>> Begin DATA IN THIS EXERCISE

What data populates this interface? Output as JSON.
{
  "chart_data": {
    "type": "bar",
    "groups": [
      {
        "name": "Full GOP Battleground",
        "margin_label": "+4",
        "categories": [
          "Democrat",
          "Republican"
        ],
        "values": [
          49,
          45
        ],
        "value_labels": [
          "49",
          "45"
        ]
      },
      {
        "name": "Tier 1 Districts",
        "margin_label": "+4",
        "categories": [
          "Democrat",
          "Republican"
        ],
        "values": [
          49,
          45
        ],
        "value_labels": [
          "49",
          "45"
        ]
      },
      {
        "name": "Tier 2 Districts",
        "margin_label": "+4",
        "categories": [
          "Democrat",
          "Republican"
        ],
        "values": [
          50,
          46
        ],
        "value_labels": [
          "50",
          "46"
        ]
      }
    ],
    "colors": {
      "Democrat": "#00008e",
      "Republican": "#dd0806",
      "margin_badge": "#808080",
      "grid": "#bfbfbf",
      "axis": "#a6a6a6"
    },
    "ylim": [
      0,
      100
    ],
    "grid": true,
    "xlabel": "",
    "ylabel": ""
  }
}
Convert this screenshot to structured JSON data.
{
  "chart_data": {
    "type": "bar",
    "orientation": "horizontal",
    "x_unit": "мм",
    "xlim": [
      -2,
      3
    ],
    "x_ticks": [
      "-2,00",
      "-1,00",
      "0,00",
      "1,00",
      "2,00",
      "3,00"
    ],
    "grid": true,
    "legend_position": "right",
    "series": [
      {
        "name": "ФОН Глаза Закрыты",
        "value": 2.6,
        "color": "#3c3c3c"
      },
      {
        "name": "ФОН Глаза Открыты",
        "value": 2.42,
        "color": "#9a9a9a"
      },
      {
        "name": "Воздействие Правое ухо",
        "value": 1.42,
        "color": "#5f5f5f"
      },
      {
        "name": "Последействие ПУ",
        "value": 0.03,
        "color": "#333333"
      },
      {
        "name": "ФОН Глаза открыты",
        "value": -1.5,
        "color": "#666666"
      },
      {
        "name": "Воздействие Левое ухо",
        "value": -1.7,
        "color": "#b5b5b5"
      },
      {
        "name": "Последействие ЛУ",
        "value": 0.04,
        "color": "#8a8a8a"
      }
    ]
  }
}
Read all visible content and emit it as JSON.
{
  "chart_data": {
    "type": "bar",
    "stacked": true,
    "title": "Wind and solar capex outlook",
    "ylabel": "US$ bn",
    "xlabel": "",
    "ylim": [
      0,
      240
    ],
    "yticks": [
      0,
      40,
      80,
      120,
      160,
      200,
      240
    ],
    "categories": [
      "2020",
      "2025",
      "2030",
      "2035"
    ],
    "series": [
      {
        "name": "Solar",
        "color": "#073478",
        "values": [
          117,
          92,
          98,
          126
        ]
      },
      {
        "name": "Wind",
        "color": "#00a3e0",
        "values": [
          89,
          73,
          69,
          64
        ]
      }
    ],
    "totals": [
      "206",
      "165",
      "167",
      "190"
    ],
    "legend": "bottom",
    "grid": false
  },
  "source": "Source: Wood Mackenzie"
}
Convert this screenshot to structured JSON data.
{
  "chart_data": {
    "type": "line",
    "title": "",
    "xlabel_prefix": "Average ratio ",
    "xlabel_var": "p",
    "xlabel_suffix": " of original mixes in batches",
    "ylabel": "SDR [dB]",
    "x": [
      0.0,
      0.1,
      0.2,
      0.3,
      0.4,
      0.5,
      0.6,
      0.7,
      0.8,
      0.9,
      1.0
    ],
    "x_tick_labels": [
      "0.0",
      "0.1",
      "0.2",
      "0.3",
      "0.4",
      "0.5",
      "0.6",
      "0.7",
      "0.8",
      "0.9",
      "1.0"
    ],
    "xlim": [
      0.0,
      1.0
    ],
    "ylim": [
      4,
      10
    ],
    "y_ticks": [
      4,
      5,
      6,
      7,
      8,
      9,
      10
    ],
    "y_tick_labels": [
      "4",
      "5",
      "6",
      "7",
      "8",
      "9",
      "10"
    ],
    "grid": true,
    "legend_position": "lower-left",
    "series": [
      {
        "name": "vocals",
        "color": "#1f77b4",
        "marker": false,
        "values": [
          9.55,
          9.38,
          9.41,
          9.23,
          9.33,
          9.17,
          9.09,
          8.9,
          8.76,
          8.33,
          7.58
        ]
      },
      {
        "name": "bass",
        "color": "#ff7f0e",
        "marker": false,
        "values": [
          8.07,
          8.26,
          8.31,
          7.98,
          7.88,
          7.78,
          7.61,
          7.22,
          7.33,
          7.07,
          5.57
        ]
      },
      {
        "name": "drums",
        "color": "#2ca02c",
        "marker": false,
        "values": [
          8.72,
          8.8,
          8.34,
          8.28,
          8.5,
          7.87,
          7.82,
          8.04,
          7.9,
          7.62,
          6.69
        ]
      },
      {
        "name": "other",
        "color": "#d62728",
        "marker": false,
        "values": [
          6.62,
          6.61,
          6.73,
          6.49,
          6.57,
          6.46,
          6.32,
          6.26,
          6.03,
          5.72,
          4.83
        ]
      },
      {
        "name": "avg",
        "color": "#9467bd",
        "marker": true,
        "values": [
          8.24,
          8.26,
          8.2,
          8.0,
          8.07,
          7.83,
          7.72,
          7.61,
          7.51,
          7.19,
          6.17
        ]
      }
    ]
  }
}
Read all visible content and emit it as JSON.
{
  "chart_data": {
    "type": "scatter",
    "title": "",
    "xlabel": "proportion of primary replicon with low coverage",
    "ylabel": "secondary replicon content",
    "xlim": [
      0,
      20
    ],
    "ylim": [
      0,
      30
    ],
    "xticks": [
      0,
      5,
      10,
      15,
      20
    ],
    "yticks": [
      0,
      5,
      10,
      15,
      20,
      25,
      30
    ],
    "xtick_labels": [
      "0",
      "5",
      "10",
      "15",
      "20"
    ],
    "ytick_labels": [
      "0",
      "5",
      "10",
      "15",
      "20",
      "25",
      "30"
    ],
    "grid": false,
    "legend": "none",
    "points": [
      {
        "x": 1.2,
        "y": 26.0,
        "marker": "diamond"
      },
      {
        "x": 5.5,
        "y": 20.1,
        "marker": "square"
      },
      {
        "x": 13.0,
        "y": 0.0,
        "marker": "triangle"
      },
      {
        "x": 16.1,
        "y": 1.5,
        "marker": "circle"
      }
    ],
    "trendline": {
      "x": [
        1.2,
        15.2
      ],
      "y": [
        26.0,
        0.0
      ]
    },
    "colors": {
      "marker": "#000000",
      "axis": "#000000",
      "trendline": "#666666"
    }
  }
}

>> End DATA IN THIS EXERCISE

*TASK TO CARRY OUT*
Retype every entry word for word.

*OUTPUT FOR THIS EXERCISE*
What data populates this interface? Output as JSON.
{
  "chart_data": {
    "type": "bar",
    "groups": [
      {
        "name": "Full GOP Battleground",
        "margin_label": "+4",
        "categories": [
          "Democrat",
          "Republican"
        ],
        "values": [
          49,
          45
        ],
        "value_labels": [
          "49",
          "45"
        ]
      },
      {
        "name": "Tier 1 Districts",
        "margin_label": "+4",
        "categories": [
          "Democrat",
          "Republican"
        ],
        "values": [
          49,
          45
        ],
        "value_labels": [
          "49",
          "45"
        ]
      },
      {
        "name": "Tier 2 Districts",
        "margin_label": "+4",
        "categories": [
          "Democrat",
          "Republican"
        ],
        "values": [
          50,
          46
        ],
        "value_labels": [
          "50",
          "46"
        ]
      }
    ],
    "colors": {
      "Democrat": "#00008e",
      "Republican": "#dd0806",
      "margin_badge": "#808080",
      "grid": "#bfbfbf",
      "axis": "#a6a6a6"
    },
    "ylim": [
      0,
      100
    ],
    "grid": true,
    "xlabel": "",
    "ylabel": ""
  }
}
Convert this screenshot to structured JSON data.
{
  "chart_data": {
    "type": "bar",
    "orientation": "horizontal",
    "x_unit": "мм",
    "xlim": [
      -2,
      3
    ],
    "x_ticks": [
      "-2,00",
      "-1,00",
      "0,00",
      "1,00",
      "2,00",
      "3,00"
    ],
    "grid": true,
    "legend_position": "right",
    "series": [
      {
        "name": "ФОН Глаза Закрыты",
        "value": 2.6,
        "color": "#3c3c3c"
      },
      {
        "name": "ФОН Глаза Открыты",
        "value": 2.42,
        "color": "#9a9a9a"
      },
      {
        "name": "Воздействие Правое ухо",
        "value": 1.42,
        "color": "#5f5f5f"
      },
      {
        "name": "Последействие ПУ",
        "value": 0.03,
        "color": "#333333"
      },
      {
        "name": "ФОН Глаза открыты",
        "value": -1.5,
        "color": "#666666"
      },
      {
        "name": "Воздействие Левое ухо",
        "value": -1.7,
        "color": "#b5b5b5"
      },
      {
        "name": "Последействие ЛУ",
        "value": 0.04,
        "color": "#8a8a8a"
      }
    ]
  }
}
Read all visible content and emit it as JSON.
{
  "chart_data": {
    "type": "bar",
    "stacked": true,
    "title": "Wind and solar capex outlook",
    "ylabel": "US$ bn",
    "xlabel": "",
    "ylim": [
      0,
      240
    ],
    "yticks": [
      0,
      40,
      80,
      120,
      160,
      200,
      240
    ],
    "categories": [
      "2020",
      "2025",
      "2030",
      "2035"
    ],
    "series": [
      {
        "name": "Solar",
        "color": "#073478",
        "values": [
          117,
          92,
          98,
          126
        ]
      },
      {
        "name": "Wind",
        "color": "#00a3e0",
        "values": [
          89,
          73,
          69,
          64
        ]
      }
    ],
    "totals": [
      "206",
      "165",
      "167",
      "190"
    ],
    "legend": "bottom",
    "grid": false
  },
  "source": "Source: Wood Mackenzie"
}
Convert this screenshot to structured JSON data.
{
  "chart_data": {
    "type": "line",
    "title": "",
    "xlabel_prefix": "Average ratio ",
    "xlabel_var": "p",
    "xlabel_suffix": " of original mixes in batches",
    "ylabel": "SDR [dB]",
    "x": [
      0.0,
      0.1,
      0.2,
      0.3,
      0.4,
      0.5,
      0.6,
      0.7,
      0.8,
      0.9,
      1.0
    ],
    "x_tick_labels": [
      "0.0",
      "0.1",
      "0.2",
      "0.3",
      "0.4",
      "0.5",
      "0.6",
      "0.7",
      "0.8",
      "0.9",
      "1.0"
    ],
    "xlim": [
      0.0,
      1.0
    ],
    "ylim": [
      4,
      10
    ],
    "y_ticks": [
      4,
      5,
      6,
      7,
      8,
      9,
      10
    ],
    "y_tick_labels": [
      "4",
      "5",
      "6",
      "7",
      "8",
      "9",
      "10"
    ],
    "grid": true,
    "legend_position": "lower-left",
    "series": [
      {
        "name": "vocals",
        "color": "#1f77b4",
        "marker": false,
        "values": [
          9.55,
          9.38,
          9.41,
          9.23,
          9.33,
          9.17,
          9.09,
          8.9,
          8.76,
          8.33,
          7.58
        ]
      },
      {
        "name": "bass",
        "color": "#ff7f0e",
        "marker": false,
        "values": [
          8.07,
          8.26,
          8.31,
          7.98,
          7.88,
          7.78,
          7.61,
          7.22,
          7.33,
          7.07,
          5.57
        ]
      },
      {
        "name": "drums",
        "color": "#2ca02c",
        "marker": false,
        "values": [
          8.72,
          8.8,
          8.34,
          8.28,
          8.5,
          7.87,
          7.82,
          8.04,
          7.9,
          7.62,
          6.69
        ]
      },
      {
        "name": "other",
        "color": "#d62728",
        "marker": false,
        "values": [
          6.62,
          6.61,
          6.73,
          6.49,
          6.57,
          6.46,
          6.32,
          6.26,
          6.03,
          5.72,
          4.83
        ]
      },
      {
        "name": "avg",
        "color": "#9467bd",
        "marker": true,
        "values": [
          8.24,
          8.26,
          8.2,
          8.0,
          8.07,
          7.83,
          7.72,
          7.61,
          7.51,
          7.19,
          6.17
        ]
      }
    ]
  }
}
Read all visible content and emit it as JSON.
{
  "chart_data": {
    "type": "scatter",
    "title": "",
    "xlabel": "proportion of primary replicon with low coverage",
    "ylabel": "secondary replicon content",
    "xlim": [
      0,
      20
    ],
    "ylim": [
      0,
      30
    ],
    "xticks": [
      0,
      5,
      10,
      15,
      20
    ],
    "yticks": [
      0,
      5,
      10,
      15,
      20,
      25,
      30
    ],
    "xtick_labels": [
      "0",
      "5",
      "10",
      "15",
      "20"
    ],
    "ytick_labels": [
      "0",
      "5",
      "10",
      "15",
      "20",
      "25",
      "30"
    ],
    "grid": false,
    "legend": "none",
    "points": [
      {
        "x": 1.2,
        "y": 26.0,
        "marker": "diamond"
      },
      {
        "x": 5.5,
        "y": 20.1,
        "marker": "square"
      },
      {
        "x": 13.0,
        "y": 0.0,
        "marker": "triangle"
      },
      {
        "x": 16.1,
        "y": 1.5,
        "marker": "circle"
      }
    ],
    "trendline": {
      "x": [
        1.2,
        15.2
      ],
      "y": [
        26.0,
        0.0
      ]
    },
    "colors": {
      "marker": "#000000",
      "axis": "#000000",
      "trendline": "#666666"
    }
  }
}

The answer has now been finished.